CO NALEŻY ZROBIĆ:
**A.** Ile baryłek rosyjskiej ropy trafiło w ostatnich tygodniach do stref przeładunku STS według tekstu o eksporcie rosyjskiej ropy?
**B.** Proszę zwrócić z tekstu o eksporcie rosyjskiej ropy fragment, który otwierają słowa zawierające "Rosja szuka nowej", a zamykają słowa "przez Kanał Sueski.".
**C.** Poprowadź dalej tekst o eksporcie rosyjskiej ropy, zaczynając zaraz po jego ostatnim zdaniu.

Enter your email address below and subscribe to our newsletter

Rekordowy wzrost eksportu rosyjskiej ropy dzięki operacji przeładunkowej STS

W kwietniu eksport rosyjskiej ropy z Arktyki do Chin ma osiągnąć najwyższy poziom od miesięcy. Wszystko za sprawą intensyfikacji operacji przeładunkowych STS (ship-to-ship), prowadzonych na wodach międzynarodowych w pobliżu Singapuru i Malezji. Praktyka ta pozwala omijać amerykańskie sankcje nałożone na tankowce przewożące ropę z północnych złóż Rosji – w tym z pola Prirazłomnaja na Morzu Peczorskim.

Rosja szuka nowej drogi do Chin

Jak podaje agencja Reuters, powołując się na dane Vortexa i relacje handlowców, na początku roku amerykański Departament Skarbu objął sankcjami niemal wszystkie tankowce transportujące rosyjską ropę z obszarów arktycznych, a także jej głównych producentów, jak Gazprom Neft. Dotyczy to m.in. ładunków ARCO, Novy Port i Varandey – lekkich gatunków ropy wydobywanych w ekstremalnych warunkach klimatycznych Arktyki. Te surowce, wcześniej eksportowane przez Północną Drogę Morską (NSR), obecnie docierają do Azji Południowo-Wschodniej szlakiem morskim przez Kanał Sueski.

Pomimo zamknięcia Szlaku Północnej Drogi Morskiej do lipca, rosyjscy eksporterzy intensyfikują działania na rzecz utrzymania ciągłości dostaw do Azji. W ostatnich tygodniach do stref gdzie prowadzi się przeładunek STS trafiło co najmniej 4 miliony baryłek rosyjskiej ropy, natomiast kolejne 16 milionów ma wkrótce wejść na wody Morza Południowochińskiego – podaje Emma Li, starsza analityczka firmy Vortexa.

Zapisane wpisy
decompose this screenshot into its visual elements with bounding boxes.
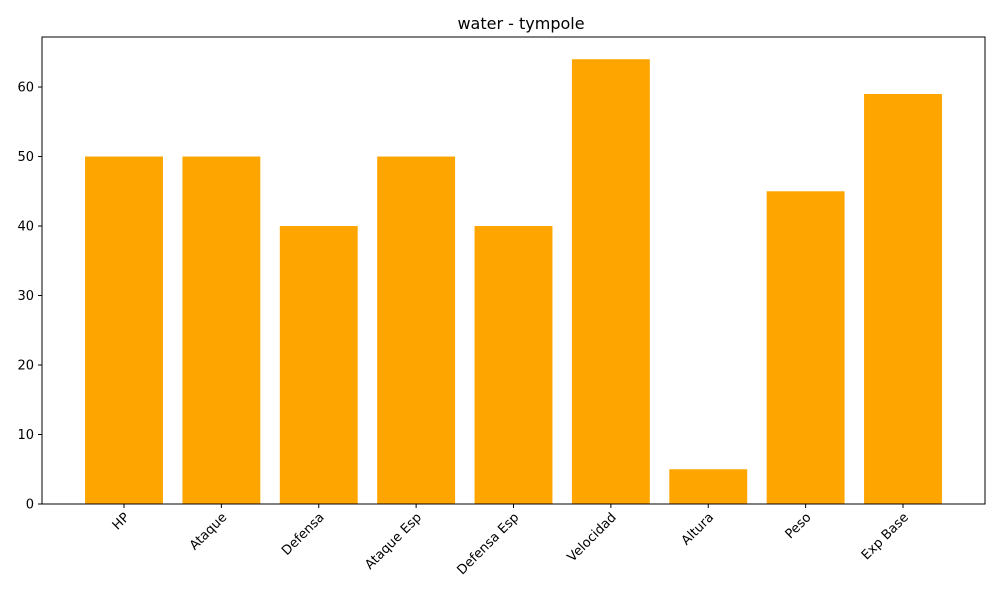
x-tick-label: Ataque — [187, 510, 230, 553]
y-tick-label: 30 — [17, 289, 34, 304]
x-tick-label: Velocidad — [565, 510, 620, 565]
y-tick-label: 60 — [17, 81, 34, 96]
bar-hp — [85, 156, 163, 504]
y-tick-label: 40 — [17, 220, 34, 235]
bars-layer — [85, 59, 942, 505]
x-tick-label: Defensa Esp — [454, 510, 522, 578]
x-tick-label: Defensa — [279, 510, 327, 558]
bar-defensa-esp — [474, 226, 553, 504]
x-axis: HP Ataque Defensa Ataque Esp Defensa Esp Velo… — [110, 504, 912, 578]
chart-title: water - tympole — [457, 14, 584, 33]
x-tick-label: Exp Base — [859, 510, 912, 563]
y-tick-label: 10 — [17, 428, 34, 443]
bar-ataque — [182, 156, 261, 504]
x-tick-label: Altura — [679, 510, 717, 548]
bar-velocidad — [571, 59, 650, 505]
bar-peso — [766, 191, 845, 504]
bar-altura — [669, 469, 748, 504]
y-tick-label: 0 — [26, 498, 34, 513]
y-axis: 0 10 20 30 40 50 60 — [17, 81, 42, 513]
bar-exp-base — [864, 93, 942, 505]
x-tick-label: HP — [110, 510, 133, 533]
bar-ataque-esp — [377, 156, 456, 504]
x-tick-label: Peso — [783, 510, 815, 542]
y-tick-label: 20 — [17, 359, 34, 374]
bar-defensa — [279, 226, 358, 504]
y-tick-label: 50 — [17, 150, 34, 165]
x-tick-label: Ataque Esp — [362, 510, 425, 573]
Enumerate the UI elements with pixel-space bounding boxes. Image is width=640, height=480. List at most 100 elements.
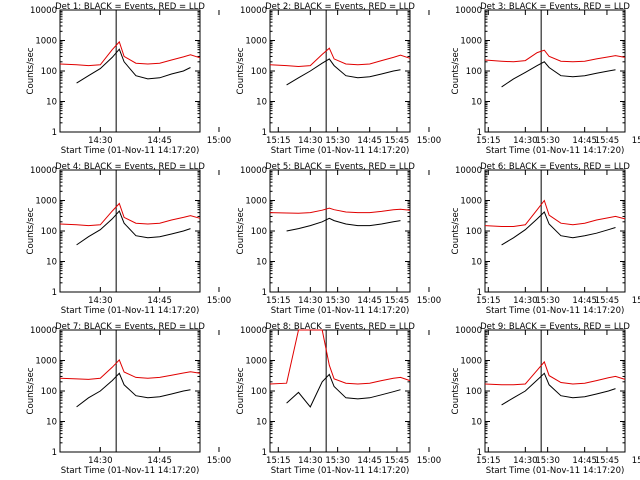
x-tick-label: 15:00 [632,296,640,306]
events-series-line [501,211,616,246]
x-tick-label: 15:45 [385,456,410,466]
y-axis-label: Counts/sec [26,207,36,254]
panel-title: Det 6: BLACK = Events, RED = LLD [480,162,630,172]
y-tick-label: 10 [256,98,267,108]
x-tick-label: 15:45 [595,136,620,146]
y-tick-label: 100 [41,227,57,237]
y-axis-label: Counts/sec [451,367,461,414]
x-tick-label: 15:15 [266,296,291,306]
y-tick-label: 10000 [455,166,482,176]
detector-panel-2: 1 10 100 1000 10000 14:30 14:45 15:00 15:15 15:30… [236,2,619,156]
y-tick-label: 1000 [460,37,482,47]
y-tick-label: 10 [46,98,57,108]
y-tick-label: 10 [471,98,482,108]
plot-frame [269,169,411,293]
plot-frame [59,169,201,293]
y-axis-label: Counts/sec [451,207,461,254]
y-tick-label: 1 [262,128,267,138]
y-axis-label: Counts/sec [236,367,246,414]
y-tick-label: 1 [477,288,482,298]
x-tick-label: 14:30 [88,456,113,466]
y-tick-label: 100 [466,227,482,237]
x-axis-label: Start Time (01-Nov-11 14:17:20) [61,306,200,316]
y-tick-label: 10000 [240,6,267,16]
x-axis-label: Start Time (01-Nov-11 14:17:20) [271,466,410,476]
events-series-line [286,373,401,408]
x-tick-label: 14:45 [572,456,597,466]
events-series-line [501,61,616,88]
panel-title: Det 3: BLACK = Events, RED = LLD [480,2,630,12]
y-axis-label: Counts/sec [26,47,36,94]
y-tick-label: 100 [251,387,267,397]
x-tick-label: 14:30 [298,296,323,306]
y-tick-label: 10000 [240,166,267,176]
x-tick-label: 14:45 [357,296,382,306]
x-tick-label: 15:15 [476,296,501,306]
y-axis-label: Counts/sec [236,47,246,94]
y-tick-label: 100 [466,67,482,77]
x-tick-label: 14:30 [513,456,538,466]
y-tick-label: 1000 [245,197,267,207]
y-tick-label: 10000 [30,166,57,176]
x-tick-label: 15:15 [476,456,501,466]
panel-title: Det 4: BLACK = Events, RED = LLD [55,162,205,172]
y-tick-label: 10000 [240,326,267,336]
x-tick-label: 15:00 [632,136,640,146]
detector-panel-7: 1 10 100 1000 10000 14:30 14:45 15:00 15:15 15:30… [26,322,409,476]
y-tick-label: 1000 [460,357,482,367]
lld-series-line [59,358,201,380]
lld-series-line [59,202,201,227]
x-tick-label: 15:15 [266,456,291,466]
y-tick-label: 1 [477,128,482,138]
detector-panel-5: 1 10 100 1000 10000 14:30 14:45 15:00 15:15 15:30… [236,162,619,316]
y-tick-label: 1 [262,448,267,458]
x-tick-label: 15:30 [535,456,560,466]
plot-frame [59,329,201,453]
detector-panel-4: 1 10 100 1000 10000 14:30 14:45 15:00 15:15 15:30… [26,162,409,316]
x-tick-label: 15:00 [207,136,232,146]
x-tick-label: 14:45 [147,456,172,466]
y-tick-label: 10000 [455,6,482,16]
panel-title: Det 1: BLACK = Events, RED = LLD [55,2,205,12]
detector-panel-3: 1 10 100 1000 10000 14:30 14:45 15:00 15:15 15:30… [451,2,640,156]
x-tick-label: 14:45 [147,296,172,306]
y-tick-label: 1000 [35,37,57,47]
x-axis-label: Start Time (01-Nov-11 14:17:20) [271,306,410,316]
x-tick-label: 14:30 [298,136,323,146]
y-tick-label: 100 [251,227,267,237]
x-tick-label: 15:00 [207,296,232,306]
x-tick-label: 15:00 [632,456,640,466]
x-axis-label: Start Time (01-Nov-11 14:17:20) [486,466,625,476]
x-tick-label: 14:45 [147,136,172,146]
x-tick-label: 15:30 [325,136,350,146]
x-tick-label: 15:30 [535,296,560,306]
panel-title: Det 7: BLACK = Events, RED = LLD [55,322,205,332]
x-tick-label: 15:30 [325,456,350,466]
x-tick-label: 15:15 [266,136,291,146]
panel-title: Det 5: BLACK = Events, RED = LLD [265,162,415,172]
y-tick-label: 1 [477,448,482,458]
detector-panel-8: 1 10 100 1000 10000 14:30 14:45 15:00 15:15 15:30… [236,322,619,476]
lld-series-line [484,360,626,386]
x-tick-label: 15:45 [595,296,620,306]
x-axis-label: Start Time (01-Nov-11 14:17:20) [61,466,200,476]
x-tick-label: 15:00 [207,456,232,466]
y-tick-label: 10000 [455,326,482,336]
events-series-line [286,58,401,86]
panel-title: Det 2: BLACK = Events, RED = LLD [265,2,415,12]
x-tick-label: 14:30 [513,296,538,306]
y-axis-label: Counts/sec [236,207,246,254]
events-series-line [501,372,616,406]
y-tick-label: 100 [466,387,482,397]
y-tick-label: 10 [471,418,482,428]
y-tick-label: 1 [52,288,57,298]
lld-series-line [59,40,201,67]
x-tick-label: 14:45 [357,136,382,146]
x-tick-label: 15:15 [476,136,501,146]
x-tick-label: 15:30 [535,136,560,146]
lld-series-line [269,47,411,68]
x-axis-label: Start Time (01-Nov-11 14:17:20) [271,146,410,156]
y-tick-label: 1000 [35,357,57,367]
y-tick-label: 1 [52,128,57,138]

ODPOWIEDZI:
**A.** Co najmniej 4 miliony baryłek.

**B.**
Rosja szuka nowej drogi do Chin

Jak podaje agencja Reuters, powołując się na dane Vortexa i relacje handlowców, na początku roku amerykański Departament Skarbu objął sankcjami niemal wszystkie tankowce transportujące rosyjską ropę z obszarów arktycznych, a także jej głównych producentów, jak Gazprom Neft. Dotyczy to m.in. ładunków ARCO, Novy Port i Varandey – lekkich gatunków ropy wydobywanych w ekstremalnych warunkach klimatycznych Arktyki. Te surowce, wcześniej eksportowane przez Północną Drogę Morską (NSR), obecnie docierają do Azji Południowo-Wschodniej szlakiem morskim przez Kanał Sueski.

**C.**
Zmiana tankowca, by ominąć sankcje

Kluczem do sukcesu są transfery ładunków z tankowców objętych sankcjami na VLCC (very large crude carriers), które nie są nimi objęte. Operacje przeładunkowe STS prowadzone na wodach międzynarodowych Azji Południowo-Wschodniej umożliwiając tym samym dostarczenie ropy do chińskich rafinerii z pominięciem jednostek objętych sankcjami, co minimalizuje ryzyko zastosowania sankcji wtórnych. Nabywcy z Państwa Środka są coraz bardziej ostrożni – wolą zapłacić więcej za bezpieczniejszy ładunek niż narażać się na międzynarodowe konsekwencje.

Przykład stanowi VLCC Atila, na którego pokład załadowano w marcu 2,07 mln baryłek ropy typu ARCO z dwóch objętych sankcjami jednostek operujących w rejonie Singapuru. W kwietniu ładunek ten został rozładowany w chińskim porcie Dongying, w prowincji Shandong – informuje Kpler, cytowany przez Reutersa. Ten sam tankowiec wcześniej brał udział w przeładunkach STS z udziałem ropy irańskiej.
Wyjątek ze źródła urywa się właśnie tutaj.